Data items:
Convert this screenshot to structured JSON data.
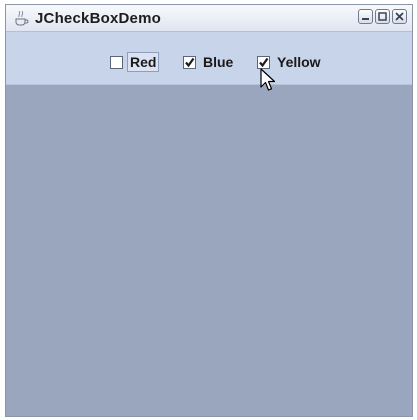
{
  "window": {
    "title": "JCheckBoxDemo",
    "icon": "java-cup-icon",
    "controls": [
      "minimize-icon",
      "maximize-icon",
      "close-icon"
    ]
  },
  "checkboxes": [
    {
      "label": "Red",
      "checked": false
    },
    {
      "label": "Blue",
      "checked": true
    },
    {
      "label": "Yellow",
      "checked": true
    }
  ],
  "colors": {
    "content_bg": "#9aa6bd",
    "toolbar_bg": "#c8d4ea",
    "titlebar_bg": "#eef2f8"
  }
}
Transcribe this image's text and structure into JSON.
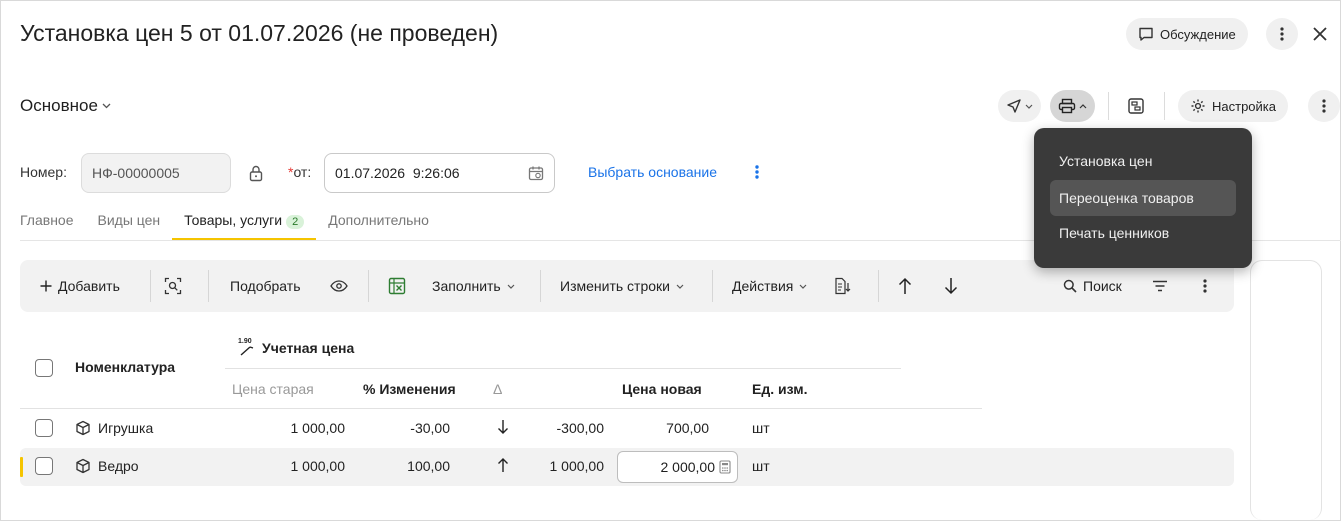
{
  "header": {
    "title": "Установка цен 5 от 01.07.2026 (не проведен)",
    "discussion_label": "Обсуждение"
  },
  "section": {
    "title": "Основное",
    "settings_label": "Настройка"
  },
  "form": {
    "number_label": "Номер:",
    "number_value": "НФ-00000005",
    "date_label": "*от:",
    "date_value": "01.07.2026  9:26:06",
    "basis_link": "Выбрать основание"
  },
  "tabs": [
    {
      "label": "Главное"
    },
    {
      "label": "Виды цен"
    },
    {
      "label": "Товары, услуги",
      "badge": "2"
    },
    {
      "label": "Дополнительно"
    }
  ],
  "toolbar": {
    "add_label": "Добавить",
    "pick_label": "Подобрать",
    "fill_label": "Заполнить",
    "change_rows_label": "Изменить строки",
    "actions_label": "Действия",
    "search_label": "Поиск"
  },
  "table": {
    "col_item": "Номенклатура",
    "group_title": "Учетная цена",
    "group_icon_text": "1.90",
    "col_old_price": "Цена старая",
    "col_change_pct": "% Изменения",
    "col_delta": "Δ",
    "col_new_price": "Цена новая",
    "col_unit": "Ед. изм.",
    "rows": [
      {
        "item": "Игрушка",
        "old_price": "1 000,00",
        "change_pct": "-30,00",
        "direction": "down",
        "delta": "-300,00",
        "new_price": "700,00",
        "unit": "шт"
      },
      {
        "item": "Ведро",
        "old_price": "1 000,00",
        "change_pct": "100,00",
        "direction": "up",
        "delta": "1 000,00",
        "new_price": "2 000,00",
        "unit": "шт"
      }
    ]
  },
  "print_menu": {
    "items": [
      {
        "label": "Установка цен"
      },
      {
        "label": "Переоценка товаров"
      },
      {
        "label": "Печать ценников"
      }
    ]
  },
  "colors": {
    "accent": "#f5c400",
    "link": "#1a73e8",
    "menu_bg": "#3a3a3a"
  }
}
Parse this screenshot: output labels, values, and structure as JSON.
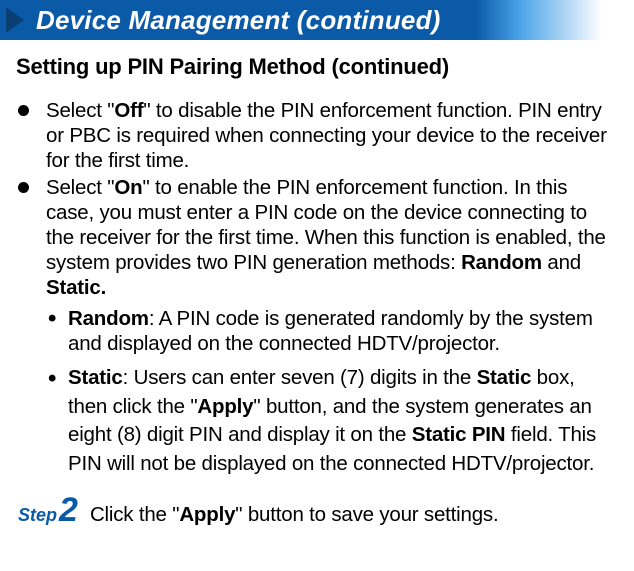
{
  "header": {
    "title": "Device Management (continued)"
  },
  "subheading": "Setting up PIN Pairing Method (continued)",
  "bullets": {
    "off_pre": "Select \"",
    "off_bold": "Off",
    "off_post": "\" to disable the PIN enforcement function. PIN entry or PBC is required when connecting your device to the receiver for the first time.",
    "on_pre": "Select \"",
    "on_bold": "On",
    "on_post1": "\" to enable the PIN enforcement function. In this case, you must enter a PIN code on the device connecting to the receiver for the first time. When this function is en­abled, the system provides two PIN generation methods: ",
    "on_bold2": "Random",
    "on_mid": " and ",
    "on_bold3": "Static."
  },
  "sub_bullets": {
    "random_bold": "Random",
    "random_text": ": A PIN code is generated randomly by the sys­tem and displayed on the connected HDTV/projector.",
    "static_bold1": "Static",
    "static_text1": ": Users can enter seven (7) digits in the ",
    "static_bold2": "Static",
    "static_text2": " box, then click the \"",
    "static_bold3": "Apply",
    "static_text3": "\" button, and the system generates an eight (8) digit PIN and display it on the ",
    "static_bold4": "Static PIN",
    "static_text4": " field. This PIN will not be displayed on the connected HDTV/projector."
  },
  "step": {
    "label": "Step",
    "number": "2",
    "text_pre": "Click the \"",
    "text_bold": "Apply",
    "text_post": "\" button to save your settings."
  }
}
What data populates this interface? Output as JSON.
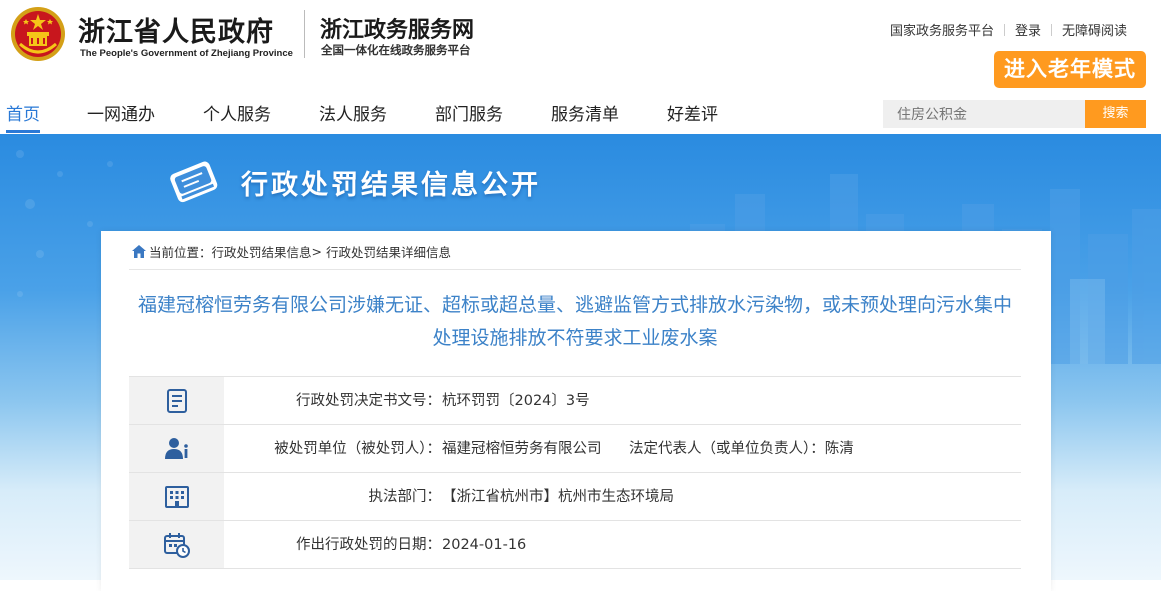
{
  "header": {
    "gov_title": "浙江省人民政府",
    "gov_title_en": "The People's Government of Zhejiang Province",
    "site_title": "浙江政务服务网",
    "site_subtitle": "全国一体化在线政务服务平台",
    "top_links": [
      "国家政务服务平台",
      "登录",
      "无障碍阅读"
    ],
    "elder_mode_button": "进入老年模式"
  },
  "nav": {
    "items": [
      "首页",
      "一网通办",
      "个人服务",
      "法人服务",
      "部门服务",
      "服务清单",
      "好差评"
    ],
    "active": "首页"
  },
  "search": {
    "placeholder": "住房公积金",
    "button": "搜索"
  },
  "banner": {
    "title": "行政处罚结果信息公开"
  },
  "breadcrumb": {
    "prefix": "当前位置：",
    "level1": "行政处罚结果信息",
    "separator": ">",
    "level2": "行政处罚结果详细信息"
  },
  "case": {
    "title": "福建冠榕恒劳务有限公司涉嫌无证、超标或超总量、逃避监管方式排放水污染物，或未预处理向污水集中处理设施排放不符要求工业废水案",
    "rows": [
      {
        "icon": "document-icon",
        "label": "行政处罚决定书文号：",
        "value": "杭环罚罚〔2024〕3号"
      },
      {
        "icon": "person-icon",
        "label": "被处罚单位（被处罚人）：",
        "value": "福建冠榕恒劳务有限公司",
        "label2": "法定代表人（或单位负责人）：",
        "value2": "陈清"
      },
      {
        "icon": "building-icon",
        "label": "执法部门：",
        "value": "【浙江省杭州市】杭州市生态环境局"
      },
      {
        "icon": "calendar-icon",
        "label": "作出行政处罚的日期：",
        "value": "2024-01-16"
      }
    ]
  },
  "colors": {
    "accent_blue": "#2a79d6",
    "title_blue": "#3c82c8",
    "orange": "#ff9a1f"
  }
}
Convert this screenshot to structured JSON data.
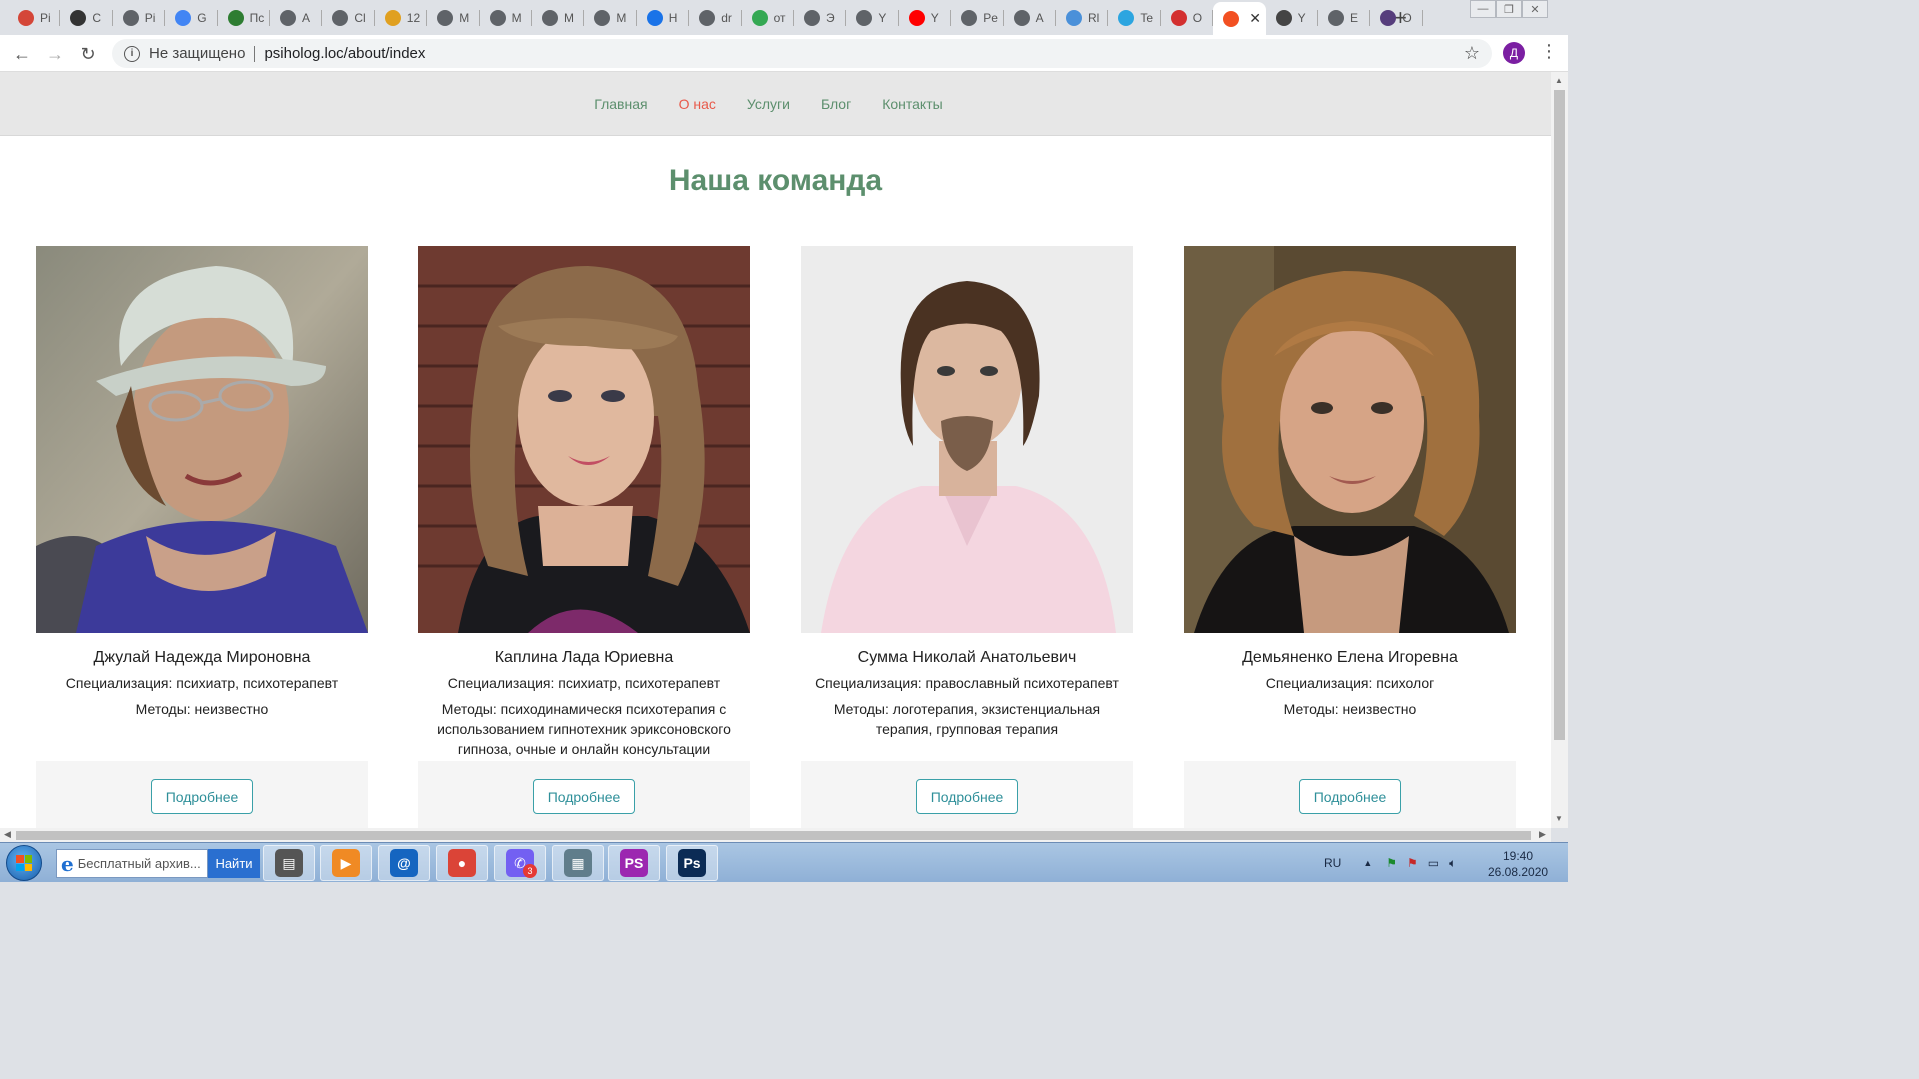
{
  "browser": {
    "tabs": [
      {
        "short": "Pi",
        "icon": "gmail-icon",
        "color": "#d44638"
      },
      {
        "short": "C",
        "icon": "clover-icon",
        "color": "#333333"
      },
      {
        "short": "Pi",
        "icon": "globe-icon",
        "color": "#5f6368"
      },
      {
        "short": "G",
        "icon": "translate-icon",
        "color": "#4285f4"
      },
      {
        "short": "Пc",
        "icon": "m-logo-icon",
        "color": "#2e7d32"
      },
      {
        "short": "A",
        "icon": "globe-icon",
        "color": "#5f6368"
      },
      {
        "short": "Cl",
        "icon": "globe-icon",
        "color": "#5f6368"
      },
      {
        "short": "12",
        "icon": "rma-icon",
        "color": "#e0a020"
      },
      {
        "short": "M",
        "icon": "globe-icon",
        "color": "#5f6368"
      },
      {
        "short": "M",
        "icon": "globe-icon",
        "color": "#5f6368"
      },
      {
        "short": "M",
        "icon": "globe-icon",
        "color": "#5f6368"
      },
      {
        "short": "M",
        "icon": "globe-icon",
        "color": "#5f6368"
      },
      {
        "short": "H",
        "icon": "gear-icon",
        "color": "#1a73e8"
      },
      {
        "short": "dr",
        "icon": "globe-icon",
        "color": "#5f6368"
      },
      {
        "short": "от",
        "icon": "maps-pin-icon",
        "color": "#34a853"
      },
      {
        "short": "Э",
        "icon": "globe-icon",
        "color": "#5f6368"
      },
      {
        "short": "Y",
        "icon": "globe-icon",
        "color": "#5f6368"
      },
      {
        "short": "Y",
        "icon": "youtube-icon",
        "color": "#ff0000"
      },
      {
        "short": "Pe",
        "icon": "globe-icon",
        "color": "#5f6368"
      },
      {
        "short": "A",
        "icon": "globe-icon",
        "color": "#5f6368"
      },
      {
        "short": "Rl",
        "icon": "doc-icon",
        "color": "#4a90d9"
      },
      {
        "short": "Te",
        "icon": "telegram-icon",
        "color": "#2ca5e0"
      },
      {
        "short": "O",
        "icon": "gear-red-icon",
        "color": "#d32f2f"
      },
      {
        "short": "",
        "icon": "ms-grid-icon",
        "color": "#f25022",
        "active": true
      },
      {
        "short": "Y",
        "icon": "world-icon",
        "color": "#444444"
      },
      {
        "short": "E",
        "icon": "globe-icon",
        "color": "#5f6368"
      },
      {
        "short": "O",
        "icon": "b-logo-icon",
        "color": "#563d7c"
      }
    ],
    "new_tab": "+",
    "security_label": "Не защищено",
    "url": "psiholog.loc/about/index",
    "profile_letter": "Д"
  },
  "site": {
    "nav": [
      {
        "label": "Главная",
        "active": false
      },
      {
        "label": "О нас",
        "active": true
      },
      {
        "label": "Услуги",
        "active": false
      },
      {
        "label": "Блог",
        "active": false
      },
      {
        "label": "Контакты",
        "active": false
      }
    ],
    "heading": "Наша команда",
    "more_label": "Подробнее",
    "team": [
      {
        "name": "Джулай Надежда Мироновна",
        "specialization": "Специализация: психиатр, психотерапевт",
        "methods": "Методы: неизвестно",
        "photo": "woman-in-hat-photo"
      },
      {
        "name": "Каплина Лада Юриевна",
        "specialization": "Специализация: психиатр, психотерапевт",
        "methods": "Методы: психодинамическя психотерапия с использованием гипнотехник эриксоновского гипноза, очные и онлайн консультации",
        "photo": "woman-brick-wall-photo"
      },
      {
        "name": "Сумма Николай Анатольевич",
        "specialization": "Специализация: православный психотерапевт",
        "methods": "Методы: логотерапия, экзистенциальная терапия, групповая терапия",
        "photo": "man-pink-shirt-photo"
      },
      {
        "name": "Демьяненко Елена Игоревна",
        "specialization": "Специализация: психолог",
        "methods": "Методы: неизвестно",
        "photo": "woman-curly-hair-photo"
      }
    ]
  },
  "taskbar": {
    "search_text": "Бесплатный архив...",
    "search_button": "Найти",
    "apps": [
      {
        "name": "printer-app-icon",
        "color": "#555555",
        "glyph": "▤"
      },
      {
        "name": "media-player-icon",
        "color": "#f08a24",
        "glyph": "▶"
      },
      {
        "name": "mail-agent-icon",
        "color": "#1565c0",
        "glyph": "@"
      },
      {
        "name": "chrome-icon",
        "color": "#db4437",
        "glyph": "●"
      },
      {
        "name": "viber-icon",
        "color": "#7360f2",
        "glyph": "✆"
      },
      {
        "name": "calculator-icon",
        "color": "#607d8b",
        "glyph": "▦"
      },
      {
        "name": "phpstorm-icon",
        "color": "#9c27b0",
        "glyph": "PS"
      },
      {
        "name": "photoshop-icon",
        "color": "#0b2b55",
        "glyph": "Ps"
      }
    ],
    "viber_badge": "3",
    "lang": "RU",
    "time": "19:40",
    "date": "26.08.2020"
  }
}
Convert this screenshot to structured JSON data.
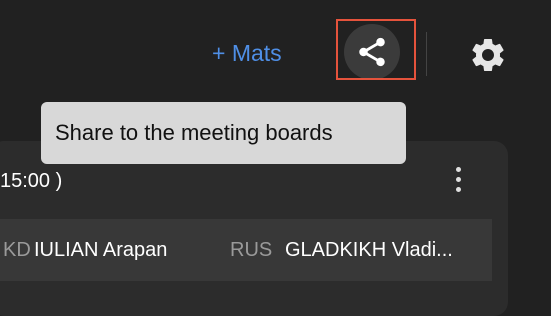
{
  "header": {
    "add_mats_label": "+ Mats",
    "share_icon": "share-icon",
    "settings_icon": "gear-icon"
  },
  "tooltip": {
    "text": "Share to the meeting boards"
  },
  "card": {
    "time_label": "15:00 )",
    "more_icon": "more-vertical-icon",
    "match": {
      "left_country": "KD",
      "left_name": "IULIAN Arapan",
      "right_country": "RUS",
      "right_name": "GLADKIKH Vladi..."
    }
  },
  "colors": {
    "background": "#212121",
    "accent": "#4f8fe6",
    "highlight": "#e5533c",
    "tooltip_bg": "#d8d8d8"
  }
}
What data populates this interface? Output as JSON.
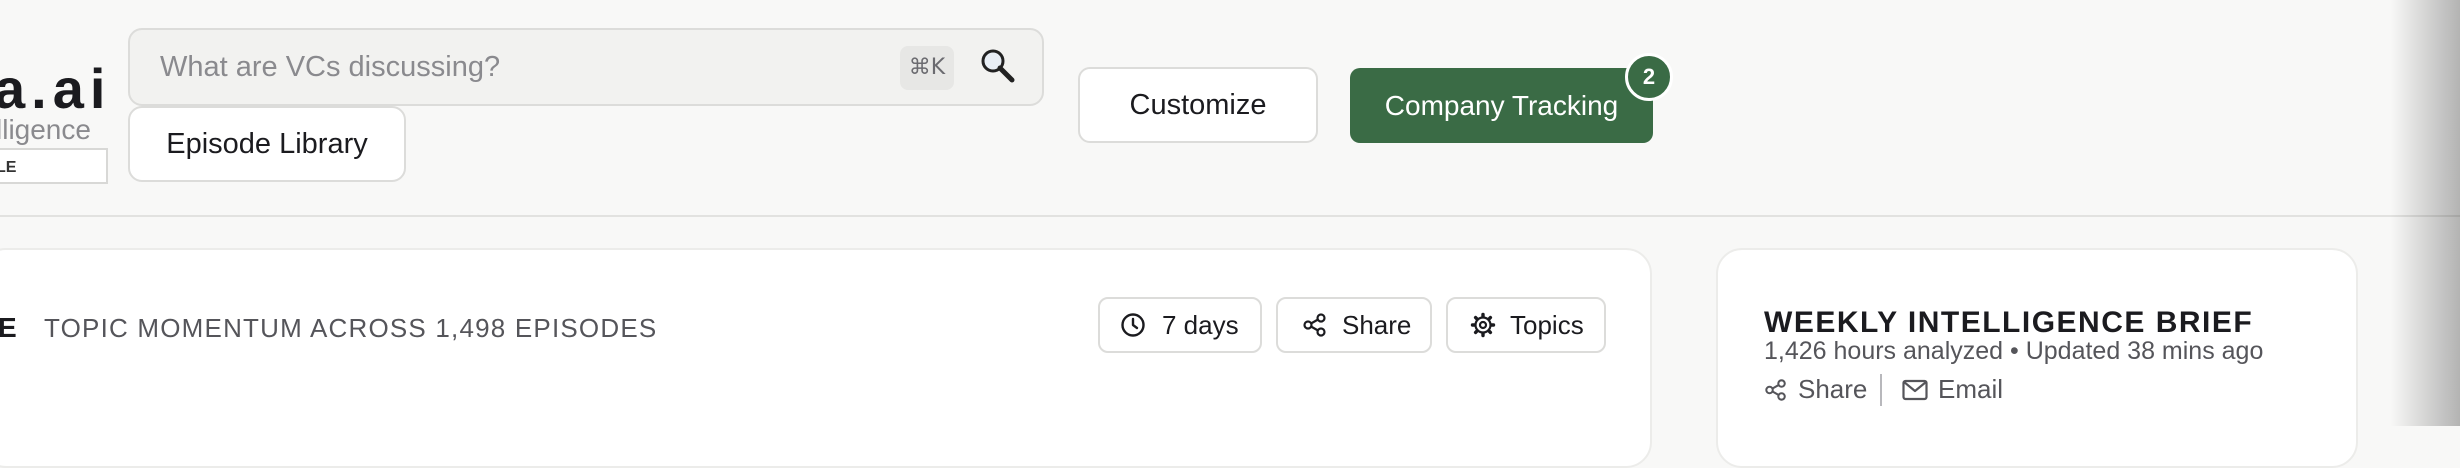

--- Problem details ---
Where a line contains "case", copy that line.

--- Expected output ---
    "on_post1": "\" to enable the PIN enforcement function. In this case, you must enter a PIN code on the device connecting to the receiver for the first time. When this function is en­abled, the system provides two PIN generation methods: ",
  "case": {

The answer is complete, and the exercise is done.